• **Requirement**
Copy out every line of the material below word for word, with nothing changed.

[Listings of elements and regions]
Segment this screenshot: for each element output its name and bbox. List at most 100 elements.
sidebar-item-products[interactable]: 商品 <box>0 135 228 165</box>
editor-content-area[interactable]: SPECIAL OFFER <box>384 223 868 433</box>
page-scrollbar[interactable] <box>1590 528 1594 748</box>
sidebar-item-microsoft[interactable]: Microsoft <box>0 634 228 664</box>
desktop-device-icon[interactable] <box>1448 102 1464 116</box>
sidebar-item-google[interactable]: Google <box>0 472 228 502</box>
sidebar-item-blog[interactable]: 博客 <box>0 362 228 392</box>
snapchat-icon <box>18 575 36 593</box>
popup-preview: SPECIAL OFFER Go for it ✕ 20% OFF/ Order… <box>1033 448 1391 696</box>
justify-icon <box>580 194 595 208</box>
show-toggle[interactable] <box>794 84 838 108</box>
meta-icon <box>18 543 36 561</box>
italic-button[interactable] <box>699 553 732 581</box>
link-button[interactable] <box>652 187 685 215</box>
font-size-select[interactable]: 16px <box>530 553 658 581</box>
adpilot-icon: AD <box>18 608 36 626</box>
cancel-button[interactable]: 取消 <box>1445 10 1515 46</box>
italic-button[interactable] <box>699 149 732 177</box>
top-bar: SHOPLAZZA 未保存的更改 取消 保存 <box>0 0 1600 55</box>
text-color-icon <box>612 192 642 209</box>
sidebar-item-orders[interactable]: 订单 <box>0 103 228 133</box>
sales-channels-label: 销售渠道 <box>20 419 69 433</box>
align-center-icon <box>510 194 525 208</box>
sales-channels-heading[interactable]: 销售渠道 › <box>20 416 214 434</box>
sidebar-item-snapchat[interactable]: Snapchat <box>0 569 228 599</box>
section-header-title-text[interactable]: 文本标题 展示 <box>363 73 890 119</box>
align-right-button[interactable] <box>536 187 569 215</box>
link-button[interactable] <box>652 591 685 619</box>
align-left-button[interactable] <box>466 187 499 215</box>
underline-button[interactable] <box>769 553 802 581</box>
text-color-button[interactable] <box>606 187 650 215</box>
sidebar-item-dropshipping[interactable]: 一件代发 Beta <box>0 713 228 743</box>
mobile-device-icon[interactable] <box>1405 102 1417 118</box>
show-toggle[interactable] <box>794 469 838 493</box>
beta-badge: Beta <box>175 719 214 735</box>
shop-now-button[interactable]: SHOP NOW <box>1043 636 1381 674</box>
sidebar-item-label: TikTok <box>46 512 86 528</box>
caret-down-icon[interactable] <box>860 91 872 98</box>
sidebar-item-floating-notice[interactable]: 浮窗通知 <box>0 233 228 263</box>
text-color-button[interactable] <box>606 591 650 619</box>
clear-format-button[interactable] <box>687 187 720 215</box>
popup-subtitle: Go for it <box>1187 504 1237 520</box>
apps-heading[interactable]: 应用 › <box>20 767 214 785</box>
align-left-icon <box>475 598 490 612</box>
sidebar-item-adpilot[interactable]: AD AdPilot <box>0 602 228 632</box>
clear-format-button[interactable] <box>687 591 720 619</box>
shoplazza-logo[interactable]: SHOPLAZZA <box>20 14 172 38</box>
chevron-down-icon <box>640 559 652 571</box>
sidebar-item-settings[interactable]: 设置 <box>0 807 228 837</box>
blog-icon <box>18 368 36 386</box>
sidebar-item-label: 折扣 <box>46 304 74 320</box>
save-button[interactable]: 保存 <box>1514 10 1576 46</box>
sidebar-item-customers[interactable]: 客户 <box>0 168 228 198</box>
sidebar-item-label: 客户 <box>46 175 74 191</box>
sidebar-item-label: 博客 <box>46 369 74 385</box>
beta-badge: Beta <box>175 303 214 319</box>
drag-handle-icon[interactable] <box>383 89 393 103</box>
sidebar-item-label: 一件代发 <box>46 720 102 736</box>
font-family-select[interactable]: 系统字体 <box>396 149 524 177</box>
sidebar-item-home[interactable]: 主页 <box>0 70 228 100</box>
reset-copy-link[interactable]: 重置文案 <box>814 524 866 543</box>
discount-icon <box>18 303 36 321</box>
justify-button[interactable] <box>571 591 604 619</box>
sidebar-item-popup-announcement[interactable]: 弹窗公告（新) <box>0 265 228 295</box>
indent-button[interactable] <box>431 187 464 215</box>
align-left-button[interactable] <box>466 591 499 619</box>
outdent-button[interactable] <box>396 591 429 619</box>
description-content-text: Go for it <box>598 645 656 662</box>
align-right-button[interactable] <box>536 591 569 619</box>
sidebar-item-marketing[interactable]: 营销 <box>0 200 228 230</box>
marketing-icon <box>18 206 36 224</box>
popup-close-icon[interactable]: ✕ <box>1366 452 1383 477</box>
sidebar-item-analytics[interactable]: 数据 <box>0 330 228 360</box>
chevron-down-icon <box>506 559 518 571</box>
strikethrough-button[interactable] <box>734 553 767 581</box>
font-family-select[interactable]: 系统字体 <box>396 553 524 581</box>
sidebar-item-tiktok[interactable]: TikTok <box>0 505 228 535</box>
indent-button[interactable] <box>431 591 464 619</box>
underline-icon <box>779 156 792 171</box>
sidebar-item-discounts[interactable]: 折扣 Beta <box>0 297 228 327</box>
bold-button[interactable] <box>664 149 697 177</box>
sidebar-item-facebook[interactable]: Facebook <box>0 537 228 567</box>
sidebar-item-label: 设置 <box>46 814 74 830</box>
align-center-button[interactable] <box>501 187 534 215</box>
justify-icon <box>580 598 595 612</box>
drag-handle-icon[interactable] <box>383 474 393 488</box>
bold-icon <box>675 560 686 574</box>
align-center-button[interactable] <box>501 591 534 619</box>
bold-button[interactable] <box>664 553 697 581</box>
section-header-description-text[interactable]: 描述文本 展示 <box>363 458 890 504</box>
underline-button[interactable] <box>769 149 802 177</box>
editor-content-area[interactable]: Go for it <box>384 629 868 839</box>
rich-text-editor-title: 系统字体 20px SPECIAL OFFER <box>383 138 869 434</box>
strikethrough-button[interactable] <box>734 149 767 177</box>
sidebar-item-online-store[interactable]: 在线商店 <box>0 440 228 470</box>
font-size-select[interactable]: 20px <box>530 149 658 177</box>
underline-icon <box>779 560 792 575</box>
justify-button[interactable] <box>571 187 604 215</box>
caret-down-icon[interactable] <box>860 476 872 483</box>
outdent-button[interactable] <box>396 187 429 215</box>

• **Task answer**
Segment this screenshot: for each element output its name and bbox. List at most 100 elements.
sidebar-item-products[interactable]: 商品 <box>0 135 228 165</box>
editor-content-area[interactable]: SPECIAL OFFER <box>384 223 868 433</box>
page-scrollbar[interactable] <box>1590 528 1594 748</box>
sidebar-item-microsoft[interactable]: Microsoft <box>0 634 228 664</box>
desktop-device-icon[interactable] <box>1448 102 1464 116</box>
sidebar-item-google[interactable]: Google <box>0 472 228 502</box>
sidebar-item-blog[interactable]: 博客 <box>0 362 228 392</box>
snapchat-icon <box>18 575 36 593</box>
popup-preview: SPECIAL OFFER Go for it ✕ 20% OFF/ Order… <box>1033 448 1391 696</box>
justify-icon <box>580 194 595 208</box>
show-toggle[interactable] <box>794 84 838 108</box>
meta-icon <box>18 543 36 561</box>
italic-button[interactable] <box>699 553 732 581</box>
link-button[interactable] <box>652 187 685 215</box>
font-size-select[interactable]: 16px <box>530 553 658 581</box>
adpilot-icon: AD <box>18 608 36 626</box>
cancel-button[interactable]: 取消 <box>1445 10 1515 46</box>
italic-button[interactable] <box>699 149 732 177</box>
top-bar: SHOPLAZZA 未保存的更改 取消 保存 <box>0 0 1600 55</box>
text-color-icon <box>612 192 642 209</box>
sidebar-item-orders[interactable]: 订单 <box>0 103 228 133</box>
sales-channels-label: 销售渠道 <box>20 419 69 433</box>
align-center-icon <box>510 194 525 208</box>
sales-channels-heading[interactable]: 销售渠道 › <box>20 416 214 434</box>
sidebar-item-snapchat[interactable]: Snapchat <box>0 569 228 599</box>
section-header-title-text[interactable]: 文本标题 展示 <box>363 73 890 119</box>
align-right-button[interactable] <box>536 187 569 215</box>
link-button[interactable] <box>652 591 685 619</box>
align-left-button[interactable] <box>466 187 499 215</box>
underline-button[interactable] <box>769 553 802 581</box>
text-color-button[interactable] <box>606 187 650 215</box>
sidebar-item-dropshipping[interactable]: 一件代发 Beta <box>0 713 228 743</box>
mobile-device-icon[interactable] <box>1405 102 1417 118</box>
show-toggle[interactable] <box>794 469 838 493</box>
beta-badge: Beta <box>175 719 214 735</box>
shop-now-button[interactable]: SHOP NOW <box>1043 636 1381 674</box>
sidebar-item-label: TikTok <box>46 512 86 528</box>
caret-down-icon[interactable] <box>860 91 872 98</box>
sidebar-item-floating-notice[interactable]: 浮窗通知 <box>0 233 228 263</box>
text-color-button[interactable] <box>606 591 650 619</box>
clear-format-button[interactable] <box>687 187 720 215</box>
popup-subtitle: Go for it <box>1187 504 1237 520</box>
apps-heading[interactable]: 应用 › <box>20 767 214 785</box>
align-left-icon <box>475 598 490 612</box>
sidebar-item-adpilot[interactable]: AD AdPilot <box>0 602 228 632</box>
clear-format-button[interactable] <box>687 591 720 619</box>
shoplazza-logo[interactable]: SHOPLAZZA <box>20 14 172 38</box>
chevron-down-icon <box>640 559 652 571</box>
sidebar-item-settings[interactable]: 设置 <box>0 807 228 837</box>
blog-icon <box>18 368 36 386</box>
sidebar-item-label: 折扣 <box>46 304 74 320</box>
save-button[interactable]: 保存 <box>1514 10 1576 46</box>
sidebar-item-customers[interactable]: 客户 <box>0 168 228 198</box>
sidebar-item-label: 客户 <box>46 175 74 191</box>
sidebar-item-label: 博客 <box>46 369 74 385</box>
beta-badge: Beta <box>175 303 214 319</box>
drag-handle-icon[interactable] <box>383 89 393 103</box>
sidebar-item-label: 一件代发 <box>46 720 102 736</box>
font-family-select[interactable]: 系统字体 <box>396 149 524 177</box>
sidebar-item-home[interactable]: 主页 <box>0 70 228 100</box>
reset-copy-link[interactable]: 重置文案 <box>814 524 866 543</box>
discount-icon <box>18 303 36 321</box>
justify-button[interactable] <box>571 591 604 619</box>
sidebar-item-popup-announcement[interactable]: 弹窗公告（新) <box>0 265 228 295</box>
indent-button[interactable] <box>431 187 464 215</box>
align-left-button[interactable] <box>466 591 499 619</box>
outdent-button[interactable] <box>396 591 429 619</box>
description-content-text: Go for it <box>598 645 656 662</box>
align-right-button[interactable] <box>536 591 569 619</box>
sidebar-item-marketing[interactable]: 营销 <box>0 200 228 230</box>
marketing-icon <box>18 206 36 224</box>
popup-close-icon[interactable]: ✕ <box>1366 452 1383 477</box>
sidebar-item-analytics[interactable]: 数据 <box>0 330 228 360</box>
chevron-down-icon <box>506 559 518 571</box>
strikethrough-button[interactable] <box>734 553 767 581</box>
font-family-select[interactable]: 系统字体 <box>396 553 524 581</box>
sidebar-item-tiktok[interactable]: TikTok <box>0 505 228 535</box>
indent-button[interactable] <box>431 591 464 619</box>
underline-icon <box>779 156 792 171</box>
sidebar-item-discounts[interactable]: 折扣 Beta <box>0 297 228 327</box>
bold-button[interactable] <box>664 149 697 177</box>
sidebar-item-facebook[interactable]: Facebook <box>0 537 228 567</box>
sidebar-item-label: 设置 <box>46 814 74 830</box>
align-center-button[interactable] <box>501 187 534 215</box>
justify-icon <box>580 598 595 612</box>
drag-handle-icon[interactable] <box>383 474 393 488</box>
bold-icon <box>675 560 686 574</box>
align-center-button[interactable] <box>501 591 534 619</box>
bold-button[interactable] <box>664 553 697 581</box>
section-header-description-text[interactable]: 描述文本 展示 <box>363 458 890 504</box>
underline-button[interactable] <box>769 149 802 177</box>
editor-content-area[interactable]: Go for it <box>384 629 868 839</box>
rich-text-editor-title: 系统字体 20px SPECIAL OFFER <box>383 138 869 434</box>
strikethrough-button[interactable] <box>734 149 767 177</box>
sidebar-item-online-store[interactable]: 在线商店 <box>0 440 228 470</box>
font-size-select[interactable]: 20px <box>530 149 658 177</box>
underline-icon <box>779 560 792 575</box>
justify-button[interactable] <box>571 187 604 215</box>
caret-down-icon[interactable] <box>860 476 872 483</box>
outdent-button[interactable] <box>396 187 429 215</box>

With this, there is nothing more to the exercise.